• [Work to do]:
Give the material again in full, matching it exactly.

--- --- ---

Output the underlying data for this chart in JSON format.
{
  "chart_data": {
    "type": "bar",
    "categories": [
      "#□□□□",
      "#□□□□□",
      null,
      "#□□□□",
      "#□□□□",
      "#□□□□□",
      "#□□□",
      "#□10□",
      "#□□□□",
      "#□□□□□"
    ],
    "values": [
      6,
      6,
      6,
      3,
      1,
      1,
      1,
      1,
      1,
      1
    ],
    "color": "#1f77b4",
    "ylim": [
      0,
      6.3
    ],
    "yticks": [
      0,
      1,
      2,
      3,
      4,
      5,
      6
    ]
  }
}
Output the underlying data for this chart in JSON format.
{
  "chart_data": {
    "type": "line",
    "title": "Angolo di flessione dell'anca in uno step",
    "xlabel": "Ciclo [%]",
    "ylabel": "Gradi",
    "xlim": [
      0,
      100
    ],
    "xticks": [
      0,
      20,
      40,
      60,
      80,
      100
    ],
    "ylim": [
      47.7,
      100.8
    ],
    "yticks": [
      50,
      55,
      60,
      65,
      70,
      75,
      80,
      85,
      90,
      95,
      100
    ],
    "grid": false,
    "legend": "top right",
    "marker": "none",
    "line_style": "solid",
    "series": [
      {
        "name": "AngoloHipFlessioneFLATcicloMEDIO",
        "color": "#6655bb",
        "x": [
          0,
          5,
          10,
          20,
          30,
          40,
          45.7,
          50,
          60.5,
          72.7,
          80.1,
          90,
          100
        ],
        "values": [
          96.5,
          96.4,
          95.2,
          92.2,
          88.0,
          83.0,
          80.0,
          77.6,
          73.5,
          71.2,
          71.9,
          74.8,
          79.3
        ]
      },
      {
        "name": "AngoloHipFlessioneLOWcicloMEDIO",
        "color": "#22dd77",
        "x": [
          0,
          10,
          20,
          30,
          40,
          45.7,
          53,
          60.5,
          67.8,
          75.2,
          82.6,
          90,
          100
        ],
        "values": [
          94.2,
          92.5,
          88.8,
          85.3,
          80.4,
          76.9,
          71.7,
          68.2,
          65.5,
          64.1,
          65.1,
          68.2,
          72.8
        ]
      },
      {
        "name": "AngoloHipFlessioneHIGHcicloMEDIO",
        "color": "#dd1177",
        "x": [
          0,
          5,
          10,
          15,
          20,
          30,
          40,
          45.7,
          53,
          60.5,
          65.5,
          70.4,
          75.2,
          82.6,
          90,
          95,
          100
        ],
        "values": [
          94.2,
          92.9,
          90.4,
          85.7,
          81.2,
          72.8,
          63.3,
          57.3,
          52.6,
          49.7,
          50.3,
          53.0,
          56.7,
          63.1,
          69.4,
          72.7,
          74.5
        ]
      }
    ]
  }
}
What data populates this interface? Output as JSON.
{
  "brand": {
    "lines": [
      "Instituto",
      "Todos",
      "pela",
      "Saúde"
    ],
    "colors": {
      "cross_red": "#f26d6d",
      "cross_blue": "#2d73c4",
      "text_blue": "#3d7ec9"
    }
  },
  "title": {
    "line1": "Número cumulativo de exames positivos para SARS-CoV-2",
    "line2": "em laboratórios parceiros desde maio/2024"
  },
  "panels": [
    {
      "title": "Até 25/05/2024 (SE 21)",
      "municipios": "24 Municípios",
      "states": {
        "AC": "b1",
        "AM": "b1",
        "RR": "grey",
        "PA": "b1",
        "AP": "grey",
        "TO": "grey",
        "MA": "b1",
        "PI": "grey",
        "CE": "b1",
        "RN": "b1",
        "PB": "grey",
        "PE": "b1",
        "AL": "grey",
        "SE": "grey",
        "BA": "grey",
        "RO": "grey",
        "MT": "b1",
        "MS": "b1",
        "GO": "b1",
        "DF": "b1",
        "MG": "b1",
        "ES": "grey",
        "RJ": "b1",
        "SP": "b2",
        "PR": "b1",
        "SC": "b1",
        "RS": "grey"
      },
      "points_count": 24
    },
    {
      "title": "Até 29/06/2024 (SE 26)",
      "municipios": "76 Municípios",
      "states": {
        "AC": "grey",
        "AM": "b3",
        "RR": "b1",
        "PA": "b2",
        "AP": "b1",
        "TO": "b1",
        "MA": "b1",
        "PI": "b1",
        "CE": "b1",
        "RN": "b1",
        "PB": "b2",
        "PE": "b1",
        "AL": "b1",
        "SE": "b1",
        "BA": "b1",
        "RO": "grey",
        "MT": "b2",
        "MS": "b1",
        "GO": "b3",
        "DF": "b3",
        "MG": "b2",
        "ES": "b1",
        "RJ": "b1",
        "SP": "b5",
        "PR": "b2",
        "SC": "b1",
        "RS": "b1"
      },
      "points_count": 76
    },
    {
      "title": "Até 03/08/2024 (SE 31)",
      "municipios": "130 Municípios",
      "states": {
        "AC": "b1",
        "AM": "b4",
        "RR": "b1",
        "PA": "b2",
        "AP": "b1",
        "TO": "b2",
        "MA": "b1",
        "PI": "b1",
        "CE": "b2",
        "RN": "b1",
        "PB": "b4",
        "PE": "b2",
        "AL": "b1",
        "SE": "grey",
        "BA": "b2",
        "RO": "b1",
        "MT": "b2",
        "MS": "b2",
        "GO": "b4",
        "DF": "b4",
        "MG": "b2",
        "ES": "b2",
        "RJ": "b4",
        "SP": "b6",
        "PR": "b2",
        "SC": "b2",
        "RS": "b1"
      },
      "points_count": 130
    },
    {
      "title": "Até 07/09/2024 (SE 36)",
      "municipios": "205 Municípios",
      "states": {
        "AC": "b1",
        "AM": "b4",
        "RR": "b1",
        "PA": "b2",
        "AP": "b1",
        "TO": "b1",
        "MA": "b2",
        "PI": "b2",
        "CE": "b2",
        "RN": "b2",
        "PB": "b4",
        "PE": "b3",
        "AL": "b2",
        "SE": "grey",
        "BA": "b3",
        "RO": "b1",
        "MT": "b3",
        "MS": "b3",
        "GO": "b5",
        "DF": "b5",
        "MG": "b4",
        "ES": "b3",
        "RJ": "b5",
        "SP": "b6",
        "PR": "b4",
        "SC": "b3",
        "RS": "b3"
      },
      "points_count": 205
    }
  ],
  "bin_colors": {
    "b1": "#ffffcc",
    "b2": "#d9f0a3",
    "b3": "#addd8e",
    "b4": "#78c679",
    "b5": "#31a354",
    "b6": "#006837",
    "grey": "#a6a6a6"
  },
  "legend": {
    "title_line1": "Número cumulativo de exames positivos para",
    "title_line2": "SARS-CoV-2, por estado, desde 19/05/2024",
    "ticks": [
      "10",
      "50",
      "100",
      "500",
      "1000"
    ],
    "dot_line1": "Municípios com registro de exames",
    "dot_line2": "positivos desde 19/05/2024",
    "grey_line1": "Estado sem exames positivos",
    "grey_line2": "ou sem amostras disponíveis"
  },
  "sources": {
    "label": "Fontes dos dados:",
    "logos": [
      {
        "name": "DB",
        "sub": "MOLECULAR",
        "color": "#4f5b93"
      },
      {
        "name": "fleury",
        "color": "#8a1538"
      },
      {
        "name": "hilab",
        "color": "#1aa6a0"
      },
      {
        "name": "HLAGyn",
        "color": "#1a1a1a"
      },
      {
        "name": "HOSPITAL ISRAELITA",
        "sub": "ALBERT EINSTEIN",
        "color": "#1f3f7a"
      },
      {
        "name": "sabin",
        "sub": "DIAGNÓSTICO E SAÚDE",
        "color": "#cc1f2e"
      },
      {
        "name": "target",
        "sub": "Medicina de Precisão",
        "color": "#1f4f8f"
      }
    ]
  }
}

--- --- ---

• [Exercise result]:
Output the underlying data for this chart in JSON format.
{
  "chart_data": {
    "type": "bar",
    "categories": [
      "#□□□□",
      "#□□□□□",
      null,
      "#□□□□",
      "#□□□□",
      "#□□□□□",
      "#□□□",
      "#□10□",
      "#□□□□",
      "#□□□□□"
    ],
    "values": [
      6,
      6,
      6,
      3,
      1,
      1,
      1,
      1,
      1,
      1
    ],
    "color": "#1f77b4",
    "ylim": [
      0,
      6.3
    ],
    "yticks": [
      0,
      1,
      2,
      3,
      4,
      5,
      6
    ]
  }
}
Output the underlying data for this chart in JSON format.
{
  "chart_data": {
    "type": "line",
    "title": "Angolo di flessione dell'anca in uno step",
    "xlabel": "Ciclo [%]",
    "ylabel": "Gradi",
    "xlim": [
      0,
      100
    ],
    "xticks": [
      0,
      20,
      40,
      60,
      80,
      100
    ],
    "ylim": [
      47.7,
      100.8
    ],
    "yticks": [
      50,
      55,
      60,
      65,
      70,
      75,
      80,
      85,
      90,
      95,
      100
    ],
    "grid": false,
    "legend": "top right",
    "marker": "none",
    "line_style": "solid",
    "series": [
      {
        "name": "AngoloHipFlessioneFLATcicloMEDIO",
        "color": "#6655bb",
        "x": [
          0,
          5,
          10,
          20,
          30,
          40,
          45.7,
          50,
          60.5,
          72.7,
          80.1,
          90,
          100
        ],
        "values": [
          96.5,
          96.4,
          95.2,
          92.2,
          88.0,
          83.0,
          80.0,
          77.6,
          73.5,
          71.2,
          71.9,
          74.8,
          79.3
        ]
      },
      {
        "name": "AngoloHipFlessioneLOWcicloMEDIO",
        "color": "#22dd77",
        "x": [
          0,
          10,
          20,
          30,
          40,
          45.7,
          53,
          60.5,
          67.8,
          75.2,
          82.6,
          90,
          100
        ],
        "values": [
          94.2,
          92.5,
          88.8,
          85.3,
          80.4,
          76.9,
          71.7,
          68.2,
          65.5,
          64.1,
          65.1,
          68.2,
          72.8
        ]
      },
      {
        "name": "AngoloHipFlessioneHIGHcicloMEDIO",
        "color": "#dd1177",
        "x": [
          0,
          5,
          10,
          15,
          20,
          30,
          40,
          45.7,
          53,
          60.5,
          65.5,
          70.4,
          75.2,
          82.6,
          90,
          95,
          100
        ],
        "values": [
          94.2,
          92.9,
          90.4,
          85.7,
          81.2,
          72.8,
          63.3,
          57.3,
          52.6,
          49.7,
          50.3,
          53.0,
          56.7,
          63.1,
          69.4,
          72.7,
          74.5
        ]
      }
    ]
  }
}
What data populates this interface? Output as JSON.
{
  "brand": {
    "lines": [
      "Instituto",
      "Todos",
      "pela",
      "Saúde"
    ],
    "colors": {
      "cross_red": "#f26d6d",
      "cross_blue": "#2d73c4",
      "text_blue": "#3d7ec9"
    }
  },
  "title": {
    "line1": "Número cumulativo de exames positivos para SARS-CoV-2",
    "line2": "em laboratórios parceiros desde maio/2024"
  },
  "panels": [
    {
      "title": "Até 25/05/2024 (SE 21)",
      "municipios": "24 Municípios",
      "states": {
        "AC": "b1",
        "AM": "b1",
        "RR": "grey",
        "PA": "b1",
        "AP": "grey",
        "TO": "grey",
        "MA": "b1",
        "PI": "grey",
        "CE": "b1",
        "RN": "b1",
        "PB": "grey",
        "PE": "b1",
        "AL": "grey",
        "SE": "grey",
        "BA": "grey",
        "RO": "grey",
        "MT": "b1",
        "MS": "b1",
        "GO": "b1",
        "DF": "b1",
        "MG": "b1",
        "ES": "grey",
        "RJ": "b1",
        "SP": "b2",
        "PR": "b1",
        "SC": "b1",
        "RS": "grey"
      },
      "points_count": 24
    },
    {
      "title": "Até 29/06/2024 (SE 26)",
      "municipios": "76 Municípios",
      "states": {
        "AC": "grey",
        "AM": "b3",
        "RR": "b1",
        "PA": "b2",
        "AP": "b1",
        "TO": "b1",
        "MA": "b1",
        "PI": "b1",
        "CE": "b1",
        "RN": "b1",
        "PB": "b2",
        "PE": "b1",
        "AL": "b1",
        "SE": "b1",
        "BA": "b1",
        "RO": "grey",
        "MT": "b2",
        "MS": "b1",
        "GO": "b3",
        "DF": "b3",
        "MG": "b2",
        "ES": "b1",
        "RJ": "b1",
        "SP": "b5",
        "PR": "b2",
        "SC": "b1",
        "RS": "b1"
      },
      "points_count": 76
    },
    {
      "title": "Até 03/08/2024 (SE 31)",
      "municipios": "130 Municípios",
      "states": {
        "AC": "b1",
        "AM": "b4",
        "RR": "b1",
        "PA": "b2",
        "AP": "b1",
        "TO": "b2",
        "MA": "b1",
        "PI": "b1",
        "CE": "b2",
        "RN": "b1",
        "PB": "b4",
        "PE": "b2",
        "AL": "b1",
        "SE": "grey",
        "BA": "b2",
        "RO": "b1",
        "MT": "b2",
        "MS": "b2",
        "GO": "b4",
        "DF": "b4",
        "MG": "b2",
        "ES": "b2",
        "RJ": "b4",
        "SP": "b6",
        "PR": "b2",
        "SC": "b2",
        "RS": "b1"
      },
      "points_count": 130
    },
    {
      "title": "Até 07/09/2024 (SE 36)",
      "municipios": "205 Municípios",
      "states": {
        "AC": "b1",
        "AM": "b4",
        "RR": "b1",
        "PA": "b2",
        "AP": "b1",
        "TO": "b1",
        "MA": "b2",
        "PI": "b2",
        "CE": "b2",
        "RN": "b2",
        "PB": "b4",
        "PE": "b3",
        "AL": "b2",
        "SE": "grey",
        "BA": "b3",
        "RO": "b1",
        "MT": "b3",
        "MS": "b3",
        "GO": "b5",
        "DF": "b5",
        "MG": "b4",
        "ES": "b3",
        "RJ": "b5",
        "SP": "b6",
        "PR": "b4",
        "SC": "b3",
        "RS": "b3"
      },
      "points_count": 205
    }
  ],
  "bin_colors": {
    "b1": "#ffffcc",
    "b2": "#d9f0a3",
    "b3": "#addd8e",
    "b4": "#78c679",
    "b5": "#31a354",
    "b6": "#006837",
    "grey": "#a6a6a6"
  },
  "legend": {
    "title_line1": "Número cumulativo de exames positivos para",
    "title_line2": "SARS-CoV-2, por estado, desde 19/05/2024",
    "ticks": [
      "10",
      "50",
      "100",
      "500",
      "1000"
    ],
    "dot_line1": "Municípios com registro de exames",
    "dot_line2": "positivos desde 19/05/2024",
    "grey_line1": "Estado sem exames positivos",
    "grey_line2": "ou sem amostras disponíveis"
  },
  "sources": {
    "label": "Fontes dos dados:",
    "logos": [
      {
        "name": "DB",
        "sub": "MOLECULAR",
        "color": "#4f5b93"
      },
      {
        "name": "fleury",
        "color": "#8a1538"
      },
      {
        "name": "hilab",
        "color": "#1aa6a0"
      },
      {
        "name": "HLAGyn",
        "color": "#1a1a1a"
      },
      {
        "name": "HOSPITAL ISRAELITA",
        "sub": "ALBERT EINSTEIN",
        "color": "#1f3f7a"
      },
      {
        "name": "sabin",
        "sub": "DIAGNÓSTICO E SAÚDE",
        "color": "#cc1f2e"
      },
      {
        "name": "target",
        "sub": "Medicina de Precisão",
        "color": "#1f4f8f"
      }
    ]
  }
}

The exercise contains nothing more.